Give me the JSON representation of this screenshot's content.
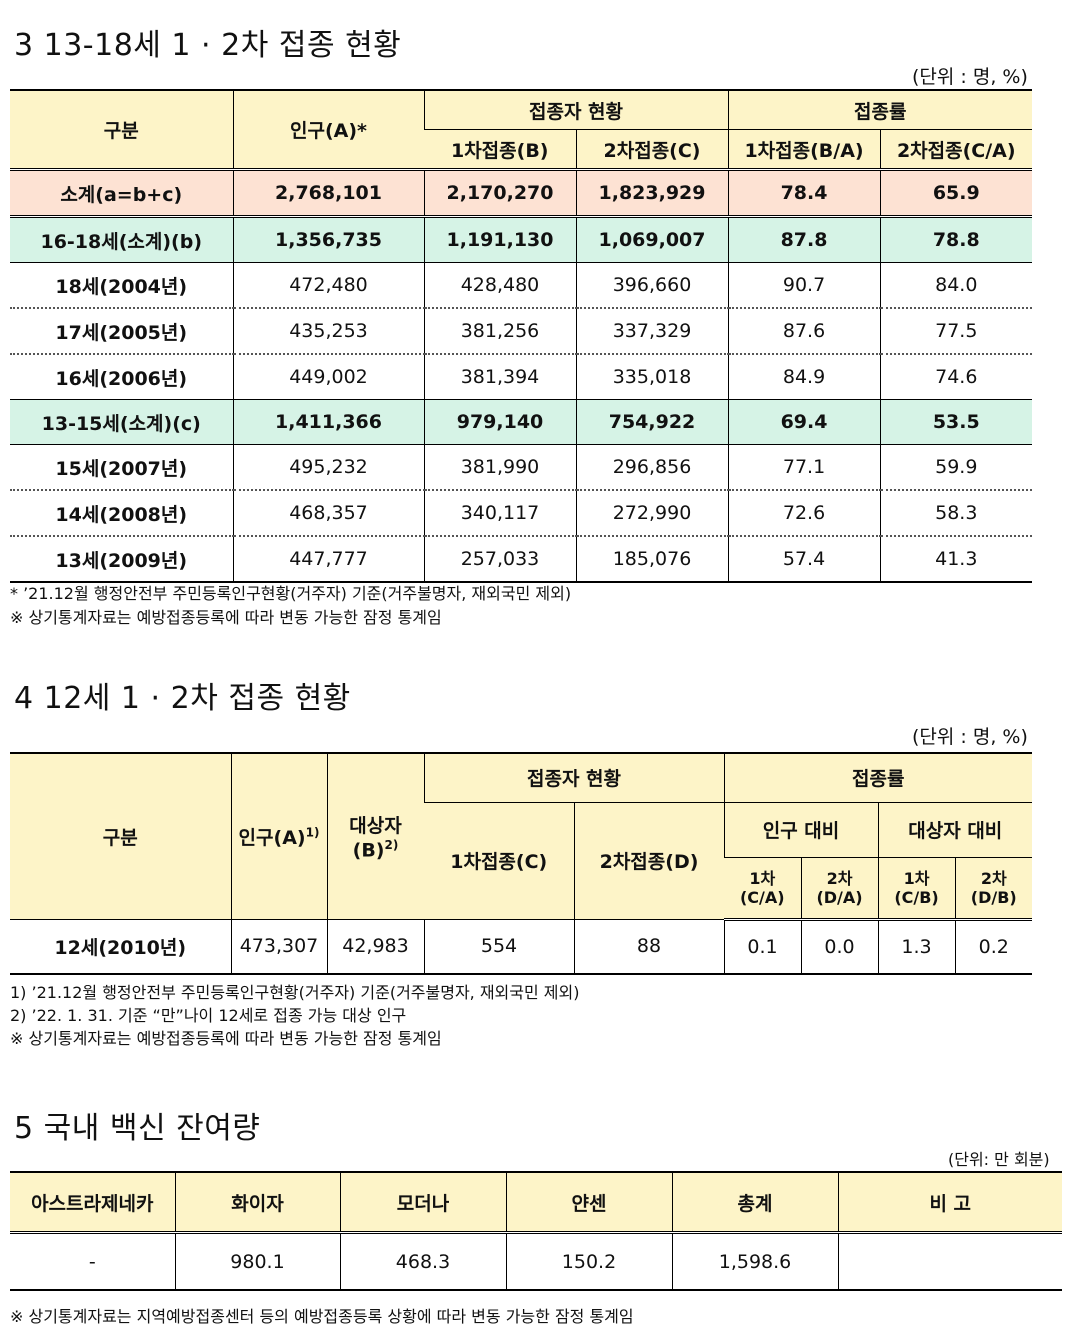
{
  "section3": {
    "title": "3 13-18세 1 · 2차 접종 현황",
    "unit": "(단위 : 명, %)",
    "headers": {
      "category": "구분",
      "population": "인구(A)*",
      "vaccinated_group": "접종자 현황",
      "rate_group": "접종률",
      "first": "1차접종(B)",
      "second": "2차접종(C)",
      "first_rate": "1차접종(B/A)",
      "second_rate": "2차접종(C/A)"
    },
    "rows": [
      {
        "label": "소계(a=b+c)",
        "pop": "2,768,101",
        "first": "2,170,270",
        "second": "1,823,929",
        "r1": "78.4",
        "r2": "65.9"
      },
      {
        "label": "16-18세(소계)(b)",
        "pop": "1,356,735",
        "first": "1,191,130",
        "second": "1,069,007",
        "r1": "87.8",
        "r2": "78.8"
      },
      {
        "label": "18세(2004년)",
        "pop": "472,480",
        "first": "428,480",
        "second": "396,660",
        "r1": "90.7",
        "r2": "84.0"
      },
      {
        "label": "17세(2005년)",
        "pop": "435,253",
        "first": "381,256",
        "second": "337,329",
        "r1": "87.6",
        "r2": "77.5"
      },
      {
        "label": "16세(2006년)",
        "pop": "449,002",
        "first": "381,394",
        "second": "335,018",
        "r1": "84.9",
        "r2": "74.6"
      },
      {
        "label": "13-15세(소계)(c)",
        "pop": "1,411,366",
        "first": "979,140",
        "second": "754,922",
        "r1": "69.4",
        "r2": "53.5"
      },
      {
        "label": "15세(2007년)",
        "pop": "495,232",
        "first": "381,990",
        "second": "296,856",
        "r1": "77.1",
        "r2": "59.9"
      },
      {
        "label": "14세(2008년)",
        "pop": "468,357",
        "first": "340,117",
        "second": "272,990",
        "r1": "72.6",
        "r2": "58.3"
      },
      {
        "label": "13세(2009년)",
        "pop": "447,777",
        "first": "257,033",
        "second": "185,076",
        "r1": "57.4",
        "r2": "41.3"
      }
    ],
    "notes": [
      "* ’21.12월 행정안전부 주민등록인구현황(거주자) 기준(거주불명자, 재외국민 제외)",
      "※ 상기통계자료는 예방접종등록에 따라 변동 가능한 잠정 통계임"
    ]
  },
  "section4": {
    "title": "4 12세 1 · 2차 접종 현황",
    "unit": "(단위 : 명, %)",
    "headers": {
      "category": "구분",
      "population": "인구(A)",
      "population_sup": "1)",
      "target_line1": "대상자",
      "target_line2": "(B)",
      "target_sup": "2)",
      "vaccinated_group": "접종자 현황",
      "rate_group": "접종률",
      "first": "1차접종(C)",
      "second": "2차접종(D)",
      "vs_pop": "인구 대비",
      "vs_target": "대상자 대비",
      "p1_line1": "1차",
      "p1_line2": "(C/A)",
      "p2_line1": "2차",
      "p2_line2": "(D/A)",
      "t1_line1": "1차",
      "t1_line2": "(C/B)",
      "t2_line1": "2차",
      "t2_line2": "(D/B)"
    },
    "row": {
      "label": "12세(2010년)",
      "pop": "473,307",
      "target": "42,983",
      "first": "554",
      "second": "88",
      "p1": "0.1",
      "p2": "0.0",
      "t1": "1.3",
      "t2": "0.2"
    },
    "notes": [
      "1) ’21.12월 행정안전부 주민등록인구현황(거주자) 기준(거주불명자, 재외국민 제외)",
      "2) ’22. 1. 31. 기준 “만”나이 12세로 접종 가능 대상 인구",
      "※ 상기통계자료는 예방접종등록에 따라 변동 가능한 잠정 통계임"
    ]
  },
  "section5": {
    "title": "5 국내 백신 잔여량",
    "unit": "(단위: 만 회분)",
    "headers": [
      "아스트라제네카",
      "화이자",
      "모더나",
      "얀센",
      "총계",
      "비 고"
    ],
    "row": [
      "-",
      "980.1",
      "468.3",
      "150.2",
      "1,598.6",
      ""
    ],
    "note": "※ 상기통계자료는 지역예방접종센터 등의 예방접종등록 상황에 따라 변동 가능한 잠정 통계임"
  }
}
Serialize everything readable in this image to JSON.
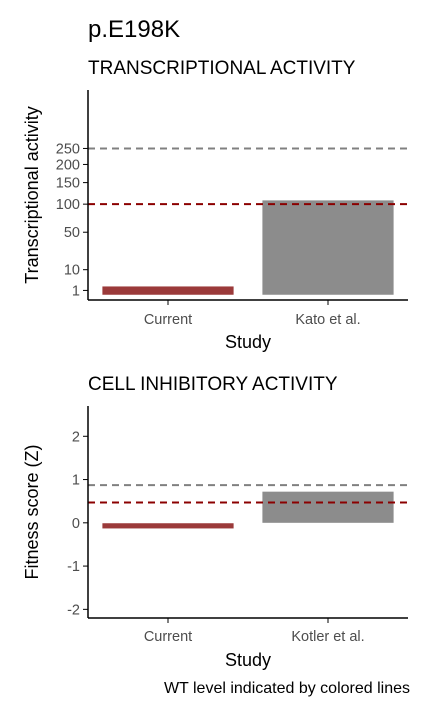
{
  "figure": {
    "title": "p.E198K",
    "footnote": "WT level indicated by colored lines"
  },
  "chart_data": [
    {
      "type": "bar",
      "title": "TRANSCRIPTIONAL ACTIVITY",
      "xlabel": "Study",
      "ylabel": "Transcriptional activity",
      "categories": [
        "Current",
        "Kato et al."
      ],
      "scale": "sqrt",
      "yticks": [
        1,
        10,
        50,
        100,
        150,
        200,
        250
      ],
      "ytick_labels": [
        "1",
        "10",
        "50",
        "100",
        "150",
        "200",
        "250"
      ],
      "ylim": [
        0,
        480
      ],
      "bars": [
        {
          "category": "Current",
          "low": 0.3,
          "high": 2.0,
          "color": "#9b3a3a"
        },
        {
          "category": "Kato et al.",
          "low": 0.3,
          "high": 108,
          "color": "#8c8c8c"
        }
      ],
      "reference_lines": [
        {
          "value": 250,
          "color": "#808080",
          "style": "dashed"
        },
        {
          "value": 100,
          "color": "#8b0000",
          "style": "dashed"
        }
      ],
      "grid": false,
      "legend": "none"
    },
    {
      "type": "bar",
      "title": "CELL INHIBITORY ACTIVITY",
      "xlabel": "Study",
      "ylabel": "Fitness score (Z)",
      "categories": [
        "Current",
        "Kotler et al."
      ],
      "scale": "linear",
      "yticks": [
        -2,
        -1,
        0,
        1,
        2
      ],
      "ytick_labels": [
        "-2",
        "-1",
        "0",
        "1",
        "2"
      ],
      "ylim": [
        -2.2,
        2.7
      ],
      "bars": [
        {
          "category": "Current",
          "low": -0.13,
          "high": -0.01,
          "color": "#9b3a3a"
        },
        {
          "category": "Kotler et al.",
          "low": 0.0,
          "high": 0.72,
          "color": "#8c8c8c"
        }
      ],
      "reference_lines": [
        {
          "value": 0.87,
          "color": "#808080",
          "style": "dashed"
        },
        {
          "value": 0.47,
          "color": "#8b0000",
          "style": "dashed"
        }
      ],
      "grid": false,
      "legend": "none"
    }
  ]
}
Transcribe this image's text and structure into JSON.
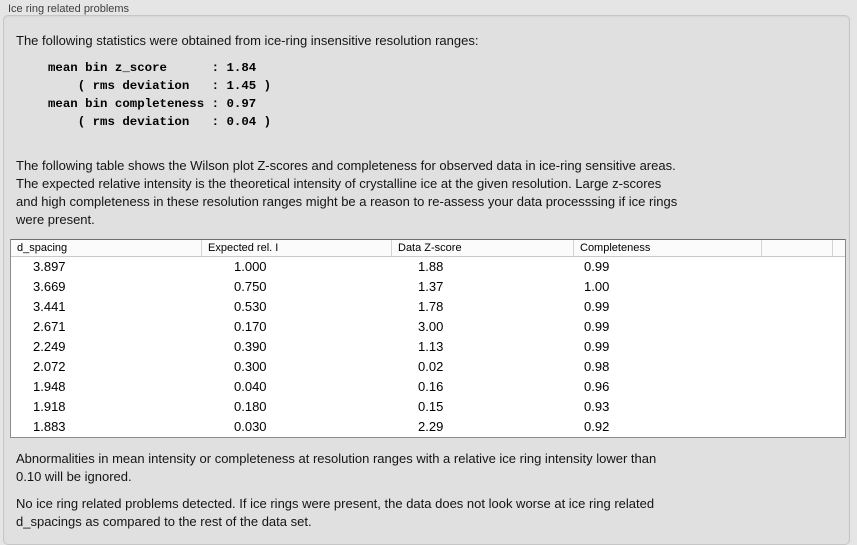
{
  "panel": {
    "title": "Ice ring related problems"
  },
  "intro": "The following statistics were obtained from ice-ring insensitive resolution ranges:",
  "stats_block": "mean bin z_score      : 1.84\n    ( rms deviation   : 1.45 )\nmean bin completeness : 0.97\n    ( rms deviation   : 0.04 )",
  "stats": {
    "mean_bin_z_score": "1.84",
    "z_score_rms_deviation": "1.45",
    "mean_bin_completeness": "0.97",
    "completeness_rms_deviation": "0.04"
  },
  "table_note": "The following table shows the Wilson plot Z-scores and completeness for observed data in ice-ring sensitive areas.\nThe expected relative intensity is the theoretical intensity of crystalline ice at the given resolution. Large z-scores\nand high completeness in these resolution ranges might be a reason to re-assess your data processsing if ice rings\nwere present.",
  "table": {
    "columns": [
      "d_spacing",
      "Expected rel. I",
      "Data Z-score",
      "Completeness",
      "",
      ""
    ],
    "rows": [
      [
        "3.897",
        "1.000",
        "1.88",
        "0.99"
      ],
      [
        "3.669",
        "0.750",
        "1.37",
        "1.00"
      ],
      [
        "3.441",
        "0.530",
        "1.78",
        "0.99"
      ],
      [
        "2.671",
        "0.170",
        "3.00",
        "0.99"
      ],
      [
        "2.249",
        "0.390",
        "1.13",
        "0.99"
      ],
      [
        "2.072",
        "0.300",
        "0.02",
        "0.98"
      ],
      [
        "1.948",
        "0.040",
        "0.16",
        "0.96"
      ],
      [
        "1.918",
        "0.180",
        "0.15",
        "0.93"
      ],
      [
        "1.883",
        "0.030",
        "2.29",
        "0.92"
      ]
    ]
  },
  "ignore_note": "Abnormalities in mean intensity or completeness at resolution ranges with a relative ice ring intensity lower than\n0.10 will be ignored.",
  "conclusion": "No ice ring related problems detected. If ice rings were present, the data does not look worse at ice ring related\nd_spacings as compared to the rest of the data set.",
  "colors": {
    "page_bg": "#e5e5e5",
    "groupbox_bg": "#e0e0e0",
    "groupbox_border": "#c6c6c6",
    "table_bg": "#ffffff",
    "table_border": "#8c8c8c",
    "header_divider": "#d4d4d4",
    "text": "#141414"
  }
}
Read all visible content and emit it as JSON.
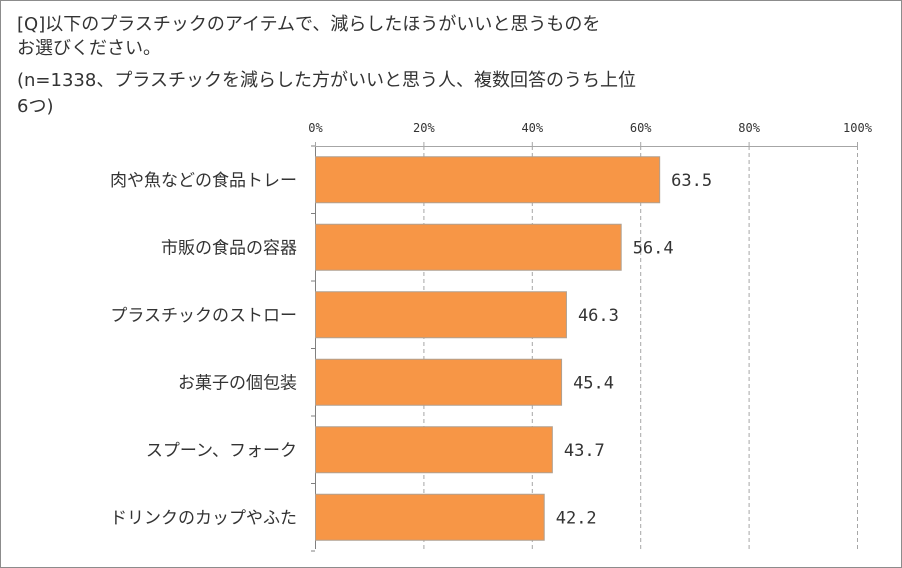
{
  "question": {
    "line1": "[Q]以下のプラスチックのアイテムで、減らしたほうがいいと思うものを",
    "line2": "お選びください。",
    "line3": "(n=1338、プラスチックを減らした方がいいと思う人、複数回答のうち上位",
    "line4": "6つ)"
  },
  "chart_data": {
    "type": "bar",
    "orientation": "horizontal",
    "categories": [
      "肉や魚などの食品トレー",
      "市販の食品の容器",
      "プラスチックのストロー",
      "お菓子の個包装",
      "スプーン、フォーク",
      "ドリンクのカップやふた"
    ],
    "values": [
      63.5,
      56.4,
      46.3,
      45.4,
      43.7,
      42.2
    ],
    "value_labels": [
      "63.5",
      "56.4",
      "46.3",
      "45.4",
      "43.7",
      "42.2"
    ],
    "tick_labels": [
      "0%",
      "20%",
      "40%",
      "60%",
      "80%",
      "100%"
    ],
    "ticks": [
      0,
      20,
      40,
      60,
      80,
      100
    ],
    "xlim": [
      0,
      100
    ],
    "grid": true,
    "grid_style": "dashed",
    "axis_position": "top",
    "bar_color": "#f79646",
    "bar_border_color": "#b0a090",
    "grid_color": "#a6a6a6"
  }
}
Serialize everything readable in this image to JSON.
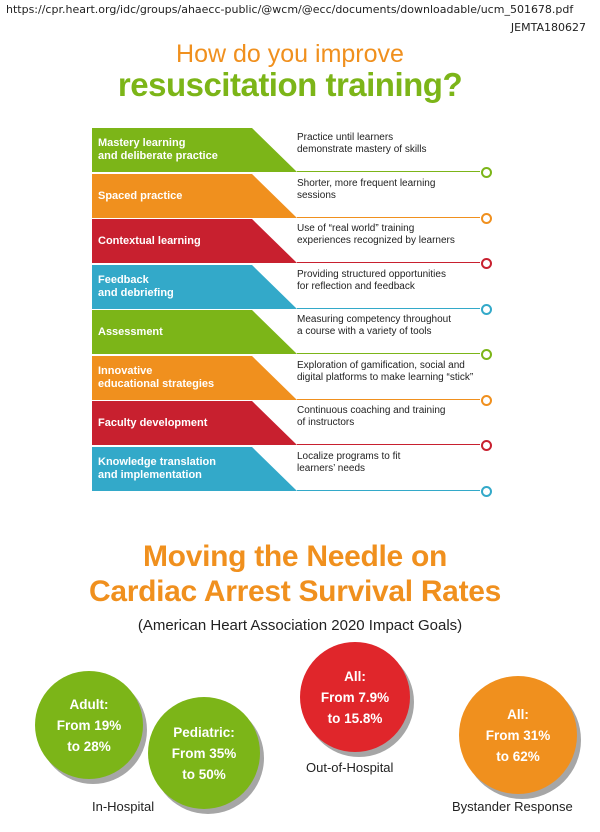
{
  "header": {
    "url": "https://cpr.heart.org/idc/groups/ahaecc-public/@wcm/@ecc/documents/downloadable/ucm_501678.pdf",
    "doc_id": "JEMTA180627"
  },
  "title": {
    "line1": "How do you improve",
    "line2": "resuscitation training?"
  },
  "rows": [
    {
      "label1": "Mastery learning",
      "label2": "and deliberate practice",
      "desc1": "Practice until learners",
      "desc2": "demonstrate mastery of skills",
      "color": "#7cb518"
    },
    {
      "label1": "Spaced practice",
      "label2": "",
      "desc1": "Shorter, more frequent learning",
      "desc2": "sessions",
      "color": "#f0901e"
    },
    {
      "label1": "Contextual learning",
      "label2": "",
      "desc1": "Use of “real world” training",
      "desc2": "experiences recognized by learners",
      "color": "#c8202f"
    },
    {
      "label1": "Feedback",
      "label2": "and debriefing",
      "desc1": "Providing structured opportunities",
      "desc2": "for reflection and feedback",
      "color": "#33a9c9"
    },
    {
      "label1": "Assessment",
      "label2": "",
      "desc1": "Measuring competency throughout",
      "desc2": "a course with a variety of tools",
      "color": "#7cb518"
    },
    {
      "label1": "Innovative",
      "label2": "educational strategies",
      "desc1": "Exploration of gamification, social and",
      "desc2": "digital platforms to make learning “stick”",
      "color": "#f0901e"
    },
    {
      "label1": "Faculty development",
      "label2": "",
      "desc1": "Continuous coaching and training",
      "desc2": "of instructors",
      "color": "#c8202f"
    },
    {
      "label1": "Knowledge translation",
      "label2": "and implementation",
      "desc1": "Localize programs to fit",
      "desc2": "learners’ needs",
      "color": "#33a9c9"
    }
  ],
  "section2": {
    "title1": "Moving the Needle on",
    "title2": "Cardiac Arrest Survival Rates",
    "subtitle": "(American Heart Association 2020 Impact Goals)"
  },
  "circles": {
    "adult": {
      "l1": "Adult:",
      "l2": "From 19%",
      "l3": "to 28%",
      "color": "#7cb518"
    },
    "pediatric": {
      "l1": "Pediatric:",
      "l2": "From 35%",
      "l3": "to 50%",
      "color": "#7cb518"
    },
    "out_of_hospital": {
      "l1": "All:",
      "l2": "From 7.9%",
      "l3": "to 15.8%",
      "color": "#e0262b"
    },
    "bystander": {
      "l1": "All:",
      "l2": "From 31%",
      "l3": "to 62%",
      "color": "#f0901e"
    }
  },
  "labels": {
    "in_hospital": "In-Hospital",
    "out_of_hospital": "Out-of-Hospital",
    "bystander": "Bystander Response"
  }
}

^^^^^^^^

Task instructions: How many lines of these entries contain the string "주민등록인구현황"? Reply with the number alone.

Output below: 2